**QUELLAUSZUG:**

# # #

Ich habe keine Erfahrung mit node.js, ich habe aber das hier gefunden: https://stackoverflow.com/a/44962707


----------



## httpdigest (2. Jan 2021)

kneitzel hat gesagt.:


> Also ohne Angabe einer IP sollte listen doch eigentlich an alle Adapter binden.


Korrekt: https://nodejs.org/api/net.html#net_server_listen_port_host_backlog_callback


> If host is omitted, the server will accept connections on the unspecified IPv6 address ( : : ) when IPv6 is available, or the unspecified IPv4 address (0.0.0.0) otherwise.


Es ist nicht nötig, die Wildcard-IP Adresse oder die öffentliche IP des Servers anzugeben.

@Javaris Meine Vermutung ist, dass hier einfach eine (default) Firewallregel greift, die erstmal (eventuell) nur SSH zulässt.
Bekommst du denn ein Socket- bzw. Connection Timeout, wenn du dich auf den VPS Server per Browser mit :8080 verbinden willst? Oder was für einen Fehler bekommst du genau?


----------



## Javaris (2. Jan 2021)

httpdigest hat gesagt.:


> Korrekt: https://nodejs.org/api/net.html#net_server_listen_port_host_backlog_callback
> 
> Es ist nicht nötig, die Wildcard-IP Adresse oder die öffentliche IP des Servers anzugeben.
> 
> ...



ich habe eben heraus gefunden, das es dann funktioniert wenn ich die Firewall auf dem vps server komplett ausschalte. Also wird es daran liegen.
Jetzt muss ich mich wohl noch etwas genauer einlesen zum Thema Firewal und Ports freigeben, meint ihr als Laie darf man sowas ueberhaupt probieren, ist das nicht zu riskant wenn ich ein Port freigebe und nachher kann jeder irgendwie uebr dieses Port auf dem VPS Server zugreifen?


----------

# # #

**ERFORDERLICHE ARBEIT:**
Gib bitte den Teil des Forenauszugs wieder, der mit "Jetzt muss ich" beginnt und bis "VPS Server zugreifen?" weitergeht, und tausche dabei "Laie" gegen "Anfänger" aus.

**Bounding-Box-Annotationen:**
# # #

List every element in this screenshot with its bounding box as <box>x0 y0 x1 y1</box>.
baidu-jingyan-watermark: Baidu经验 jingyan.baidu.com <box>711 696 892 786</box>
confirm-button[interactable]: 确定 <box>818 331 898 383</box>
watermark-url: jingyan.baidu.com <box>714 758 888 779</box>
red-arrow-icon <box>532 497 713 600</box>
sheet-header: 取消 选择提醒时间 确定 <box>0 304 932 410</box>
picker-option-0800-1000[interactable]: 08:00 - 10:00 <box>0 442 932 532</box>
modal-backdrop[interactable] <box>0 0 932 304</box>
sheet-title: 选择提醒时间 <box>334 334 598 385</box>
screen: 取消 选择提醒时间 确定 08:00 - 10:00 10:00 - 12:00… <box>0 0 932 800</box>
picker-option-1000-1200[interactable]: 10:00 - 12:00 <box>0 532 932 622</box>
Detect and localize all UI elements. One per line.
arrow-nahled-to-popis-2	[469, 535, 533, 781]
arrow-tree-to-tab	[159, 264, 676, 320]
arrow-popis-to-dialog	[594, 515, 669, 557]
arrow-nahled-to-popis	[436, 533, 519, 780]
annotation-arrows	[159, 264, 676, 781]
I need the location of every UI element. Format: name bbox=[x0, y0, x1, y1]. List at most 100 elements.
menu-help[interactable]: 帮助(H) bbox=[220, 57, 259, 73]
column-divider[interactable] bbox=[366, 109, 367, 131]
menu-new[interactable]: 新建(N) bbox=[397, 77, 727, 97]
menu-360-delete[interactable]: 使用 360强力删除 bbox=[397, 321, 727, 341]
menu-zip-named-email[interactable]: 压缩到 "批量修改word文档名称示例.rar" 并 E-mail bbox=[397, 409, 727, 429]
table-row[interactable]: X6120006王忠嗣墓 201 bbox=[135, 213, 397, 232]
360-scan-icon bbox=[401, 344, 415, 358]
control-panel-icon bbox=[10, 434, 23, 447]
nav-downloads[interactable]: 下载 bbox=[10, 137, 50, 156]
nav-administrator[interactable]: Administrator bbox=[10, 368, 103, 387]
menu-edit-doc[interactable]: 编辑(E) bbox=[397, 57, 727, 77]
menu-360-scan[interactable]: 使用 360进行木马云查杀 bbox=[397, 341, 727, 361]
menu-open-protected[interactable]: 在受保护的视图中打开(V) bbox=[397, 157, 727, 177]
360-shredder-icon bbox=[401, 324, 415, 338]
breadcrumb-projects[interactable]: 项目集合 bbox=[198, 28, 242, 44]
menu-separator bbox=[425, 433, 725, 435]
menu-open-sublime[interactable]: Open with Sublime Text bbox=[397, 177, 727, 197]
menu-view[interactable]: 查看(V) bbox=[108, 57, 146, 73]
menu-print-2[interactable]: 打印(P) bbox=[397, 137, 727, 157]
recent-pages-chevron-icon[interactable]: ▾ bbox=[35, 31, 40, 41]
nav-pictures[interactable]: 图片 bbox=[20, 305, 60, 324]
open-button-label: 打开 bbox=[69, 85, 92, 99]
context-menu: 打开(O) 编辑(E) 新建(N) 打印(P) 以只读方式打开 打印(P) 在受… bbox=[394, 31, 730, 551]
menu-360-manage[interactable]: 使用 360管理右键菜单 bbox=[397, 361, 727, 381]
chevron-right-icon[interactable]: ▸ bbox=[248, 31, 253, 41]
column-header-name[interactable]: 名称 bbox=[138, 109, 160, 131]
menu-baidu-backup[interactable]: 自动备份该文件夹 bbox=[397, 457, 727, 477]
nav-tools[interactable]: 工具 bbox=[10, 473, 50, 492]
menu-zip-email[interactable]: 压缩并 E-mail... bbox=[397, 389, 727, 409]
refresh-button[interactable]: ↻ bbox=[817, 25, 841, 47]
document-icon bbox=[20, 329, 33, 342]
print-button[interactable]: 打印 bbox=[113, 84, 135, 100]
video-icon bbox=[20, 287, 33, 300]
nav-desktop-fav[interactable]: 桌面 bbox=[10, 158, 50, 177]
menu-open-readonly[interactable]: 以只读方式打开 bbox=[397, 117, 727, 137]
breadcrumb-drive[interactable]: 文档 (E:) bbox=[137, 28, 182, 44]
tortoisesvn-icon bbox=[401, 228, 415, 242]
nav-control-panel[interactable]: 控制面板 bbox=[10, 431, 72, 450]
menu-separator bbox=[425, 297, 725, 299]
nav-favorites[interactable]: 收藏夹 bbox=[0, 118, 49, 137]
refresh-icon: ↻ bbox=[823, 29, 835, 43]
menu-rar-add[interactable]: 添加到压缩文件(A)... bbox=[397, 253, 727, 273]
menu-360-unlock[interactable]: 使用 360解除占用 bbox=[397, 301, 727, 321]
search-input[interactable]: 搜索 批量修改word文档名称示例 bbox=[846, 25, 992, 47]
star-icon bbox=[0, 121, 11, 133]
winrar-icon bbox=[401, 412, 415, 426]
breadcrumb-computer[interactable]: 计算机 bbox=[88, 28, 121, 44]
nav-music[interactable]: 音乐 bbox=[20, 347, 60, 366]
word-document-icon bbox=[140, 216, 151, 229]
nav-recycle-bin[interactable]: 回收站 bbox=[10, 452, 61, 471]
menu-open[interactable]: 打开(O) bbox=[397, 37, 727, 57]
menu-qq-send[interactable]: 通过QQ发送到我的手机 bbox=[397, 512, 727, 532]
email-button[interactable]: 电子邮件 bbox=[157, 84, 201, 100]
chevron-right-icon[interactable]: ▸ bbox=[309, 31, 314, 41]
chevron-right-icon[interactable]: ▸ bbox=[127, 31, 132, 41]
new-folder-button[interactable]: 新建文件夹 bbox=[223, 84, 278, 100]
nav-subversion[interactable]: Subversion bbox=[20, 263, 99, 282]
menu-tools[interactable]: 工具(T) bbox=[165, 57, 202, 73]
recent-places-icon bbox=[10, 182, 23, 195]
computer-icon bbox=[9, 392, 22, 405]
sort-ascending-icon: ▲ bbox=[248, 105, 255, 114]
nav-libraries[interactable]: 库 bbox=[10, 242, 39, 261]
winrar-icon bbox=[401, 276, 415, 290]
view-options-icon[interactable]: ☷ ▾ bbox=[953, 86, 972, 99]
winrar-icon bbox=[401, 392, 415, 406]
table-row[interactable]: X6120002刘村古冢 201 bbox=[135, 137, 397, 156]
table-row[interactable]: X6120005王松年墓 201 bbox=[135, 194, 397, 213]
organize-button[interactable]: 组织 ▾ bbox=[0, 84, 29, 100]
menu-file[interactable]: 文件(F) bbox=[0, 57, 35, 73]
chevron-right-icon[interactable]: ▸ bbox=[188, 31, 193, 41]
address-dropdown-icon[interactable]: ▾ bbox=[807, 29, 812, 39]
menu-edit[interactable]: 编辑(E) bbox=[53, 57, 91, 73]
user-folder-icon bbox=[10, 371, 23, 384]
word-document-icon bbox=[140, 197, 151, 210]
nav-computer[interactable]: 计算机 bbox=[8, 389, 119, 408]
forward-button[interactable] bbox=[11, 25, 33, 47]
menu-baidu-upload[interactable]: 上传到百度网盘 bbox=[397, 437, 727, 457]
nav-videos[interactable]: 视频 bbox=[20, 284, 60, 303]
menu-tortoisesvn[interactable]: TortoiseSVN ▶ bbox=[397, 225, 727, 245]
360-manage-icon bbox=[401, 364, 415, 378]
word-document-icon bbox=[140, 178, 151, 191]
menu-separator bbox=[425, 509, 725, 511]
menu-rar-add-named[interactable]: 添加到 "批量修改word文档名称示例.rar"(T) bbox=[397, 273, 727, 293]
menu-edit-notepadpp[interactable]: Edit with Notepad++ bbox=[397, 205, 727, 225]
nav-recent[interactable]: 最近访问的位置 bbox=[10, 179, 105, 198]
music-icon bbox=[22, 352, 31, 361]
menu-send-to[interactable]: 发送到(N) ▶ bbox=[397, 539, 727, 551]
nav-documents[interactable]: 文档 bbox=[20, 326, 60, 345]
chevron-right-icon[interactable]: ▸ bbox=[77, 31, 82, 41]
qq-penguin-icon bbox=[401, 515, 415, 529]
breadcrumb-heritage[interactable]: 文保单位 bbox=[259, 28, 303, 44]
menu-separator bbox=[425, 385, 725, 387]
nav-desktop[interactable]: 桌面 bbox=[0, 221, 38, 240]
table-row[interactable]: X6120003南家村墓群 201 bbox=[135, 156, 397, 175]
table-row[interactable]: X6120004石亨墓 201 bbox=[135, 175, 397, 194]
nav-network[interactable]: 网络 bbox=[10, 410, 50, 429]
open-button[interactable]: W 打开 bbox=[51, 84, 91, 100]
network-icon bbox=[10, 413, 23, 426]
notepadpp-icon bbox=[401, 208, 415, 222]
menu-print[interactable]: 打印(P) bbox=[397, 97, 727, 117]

# # #

**ERGEBNIS DER AUFGABE:**
Jetzt muss ich mich wohl noch etwas genauer einlesen zum Thema Firewal und Ports freigeben, meint ihr als Anfänger darf man sowas ueberhaupt probieren, ist das nicht zu riskant wenn ich ein Port freigebe und nachher kann jeder irgendwie uebr dieses Port auf dem VPS Server zugreifen?